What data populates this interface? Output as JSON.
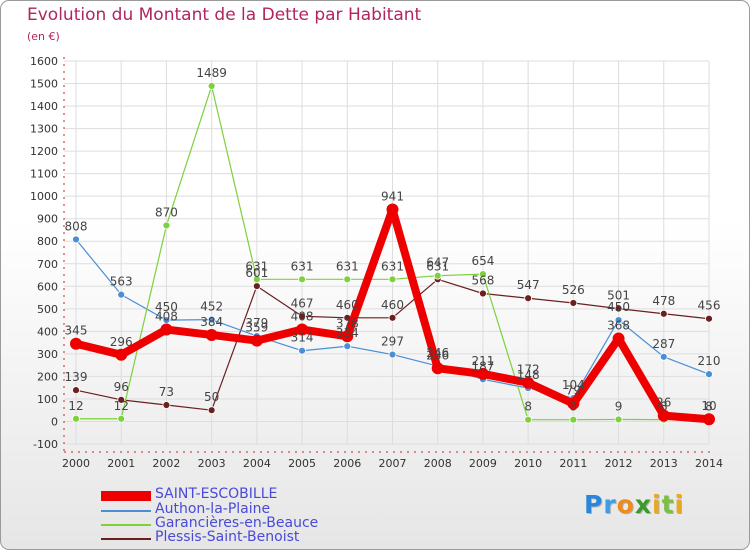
{
  "title": "Evolution du Montant de la Dette par Habitant",
  "unit_label": "(en €)",
  "logo": {
    "letters": [
      "P",
      "r",
      "o",
      "x",
      "i",
      "t",
      "i"
    ],
    "colors": [
      "#2a86d8",
      "#3c9de8",
      "#f08a1a",
      "#3a9a2a",
      "#e8a820",
      "#7bc043",
      "#e8a820"
    ]
  },
  "chart_data": {
    "type": "line",
    "title": "Evolution du Montant de la Dette par Habitant",
    "ylabel": "(en €)",
    "xlabel": "",
    "x": [
      "2000",
      "2001",
      "2002",
      "2003",
      "2004",
      "2005",
      "2006",
      "2007",
      "2008",
      "2009",
      "2010",
      "2011",
      "2012",
      "2013",
      "2014"
    ],
    "ylim": [
      -100,
      1600
    ],
    "yticks": [
      -100,
      0,
      100,
      200,
      300,
      400,
      500,
      600,
      700,
      800,
      900,
      1000,
      1100,
      1200,
      1300,
      1400,
      1500,
      1600
    ],
    "grid": true,
    "legend_position": "bottom-left",
    "series": [
      {
        "name": "SAINT-ESCOBILLE",
        "color": "#ee0000",
        "values": [
          345,
          296,
          408,
          384,
          359,
          408,
          378,
          941,
          236,
          211,
          172,
          79,
          368,
          26,
          10
        ]
      },
      {
        "name": "Authon-la-Plaine",
        "color": "#4a8fd6",
        "values": [
          808,
          563,
          450,
          452,
          379,
          314,
          334,
          297,
          246,
          187,
          148,
          104,
          450,
          287,
          210
        ]
      },
      {
        "name": "Garancières-en-Beauce",
        "color": "#7cd13c",
        "values": [
          12,
          12,
          870,
          1489,
          631,
          631,
          631,
          631,
          647,
          654,
          8,
          8,
          9,
          8,
          8
        ]
      },
      {
        "name": "Plessis-Saint-Benoist",
        "color": "#6b1f1f",
        "values": [
          139,
          96,
          73,
          50,
          601,
          467,
          460,
          460,
          631,
          568,
          547,
          526,
          501,
          478,
          456
        ]
      }
    ]
  }
}
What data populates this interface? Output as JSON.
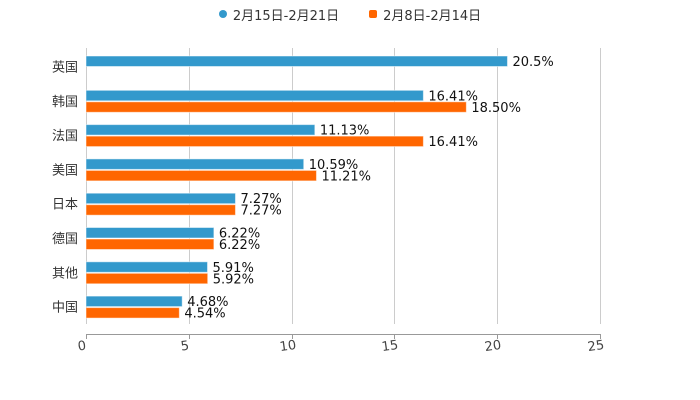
{
  "chart_data": {
    "type": "bar",
    "orientation": "horizontal",
    "title": "",
    "xlabel": "",
    "ylabel": "",
    "xlim": [
      0,
      25
    ],
    "x_ticks": [
      0,
      5,
      10,
      15,
      20,
      25
    ],
    "grid": true,
    "legend_position": "top",
    "categories": [
      "英国",
      "韩国",
      "法国",
      "美国",
      "日本",
      "德国",
      "其他",
      "中国"
    ],
    "series": [
      {
        "name": "2月15日-2月21日",
        "color": "#3399cc",
        "values": [
          20.5,
          16.41,
          11.13,
          10.59,
          7.27,
          6.22,
          5.91,
          4.68
        ],
        "labels": [
          "20.5%",
          "16.41%",
          "11.13%",
          "10.59%",
          "7.27%",
          "6.22%",
          "5.91%",
          "4.68%"
        ]
      },
      {
        "name": "2月8日-2月14日",
        "color": "#ff6600",
        "values": [
          null,
          18.5,
          16.41,
          11.21,
          7.27,
          6.22,
          5.92,
          4.54
        ],
        "labels": [
          "",
          "18.50%",
          "16.41%",
          "11.21%",
          "7.27%",
          "6.22%",
          "5.92%",
          "4.54%"
        ]
      }
    ]
  },
  "legend": {
    "items": [
      {
        "label": "2月15日-2月21日",
        "color": "#3399cc",
        "marker": "circle"
      },
      {
        "label": "2月8日-2月14日",
        "color": "#ff6600",
        "marker": "square"
      }
    ]
  }
}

WHAT TO PRODUCE.
Restate each entry word for word, leaving out any pictures.

CORRECT ANSWER.
What data populates this interface? Output as JSON.
{
  "title": "Evolution du Montant de la Dette par Habitant",
  "unit_label": "(en €)",
  "logo": {
    "letters": [
      "P",
      "r",
      "o",
      "x",
      "i",
      "t",
      "i"
    ],
    "colors": [
      "#2a86d8",
      "#3c9de8",
      "#f08a1a",
      "#3a9a2a",
      "#e8a820",
      "#7bc043",
      "#e8a820"
    ]
  },
  "chart_data": {
    "type": "line",
    "title": "Evolution du Montant de la Dette par Habitant",
    "ylabel": "(en €)",
    "xlabel": "",
    "x": [
      "2000",
      "2001",
      "2002",
      "2003",
      "2004",
      "2005",
      "2006",
      "2007",
      "2008",
      "2009",
      "2010",
      "2011",
      "2012",
      "2013",
      "2014"
    ],
    "ylim": [
      -100,
      1600
    ],
    "yticks": [
      -100,
      0,
      100,
      200,
      300,
      400,
      500,
      600,
      700,
      800,
      900,
      1000,
      1100,
      1200,
      1300,
      1400,
      1500,
      1600
    ],
    "grid": true,
    "legend_position": "bottom-left",
    "series": [
      {
        "name": "SAINT-ESCOBILLE",
        "color": "#ee0000",
        "values": [
          345,
          296,
          408,
          384,
          359,
          408,
          378,
          941,
          236,
          211,
          172,
          79,
          368,
          26,
          10
        ]
      },
      {
        "name": "Authon-la-Plaine",
        "color": "#4a8fd6",
        "values": [
          808,
          563,
          450,
          452,
          379,
          314,
          334,
          297,
          246,
          187,
          148,
          104,
          450,
          287,
          210
        ]
      },
      {
        "name": "Garancières-en-Beauce",
        "color": "#7cd13c",
        "values": [
          12,
          12,
          870,
          1489,
          631,
          631,
          631,
          631,
          647,
          654,
          8,
          8,
          9,
          8,
          8
        ]
      },
      {
        "name": "Plessis-Saint-Benoist",
        "color": "#6b1f1f",
        "values": [
          139,
          96,
          73,
          50,
          601,
          467,
          460,
          460,
          631,
          568,
          547,
          526,
          501,
          478,
          456
        ]
      }
    ]
  }
}
What data populates this interface? Output as JSON.
{
  "chart_data": {
    "type": "bar",
    "orientation": "horizontal",
    "title": "",
    "xlabel": "",
    "ylabel": "",
    "xlim": [
      0,
      25
    ],
    "x_ticks": [
      0,
      5,
      10,
      15,
      20,
      25
    ],
    "grid": true,
    "legend_position": "top",
    "categories": [
      "英国",
      "韩国",
      "法国",
      "美国",
      "日本",
      "德国",
      "其他",
      "中国"
    ],
    "series": [
      {
        "name": "2月15日-2月21日",
        "color": "#3399cc",
        "values": [
          20.5,
          16.41,
          11.13,
          10.59,
          7.27,
          6.22,
          5.91,
          4.68
        ],
        "labels": [
          "20.5%",
          "16.41%",
          "11.13%",
          "10.59%",
          "7.27%",
          "6.22%",
          "5.91%",
          "4.68%"
        ]
      },
      {
        "name": "2月8日-2月14日",
        "color": "#ff6600",
        "values": [
          null,
          18.5,
          16.41,
          11.21,
          7.27,
          6.22,
          5.92,
          4.54
        ],
        "labels": [
          "",
          "18.50%",
          "16.41%",
          "11.21%",
          "7.27%",
          "6.22%",
          "5.92%",
          "4.54%"
        ]
      }
    ]
  },
  "legend": {
    "items": [
      {
        "label": "2月15日-2月21日",
        "color": "#3399cc",
        "marker": "circle"
      },
      {
        "label": "2月8日-2月14日",
        "color": "#ff6600",
        "marker": "square"
      }
    ]
  }
}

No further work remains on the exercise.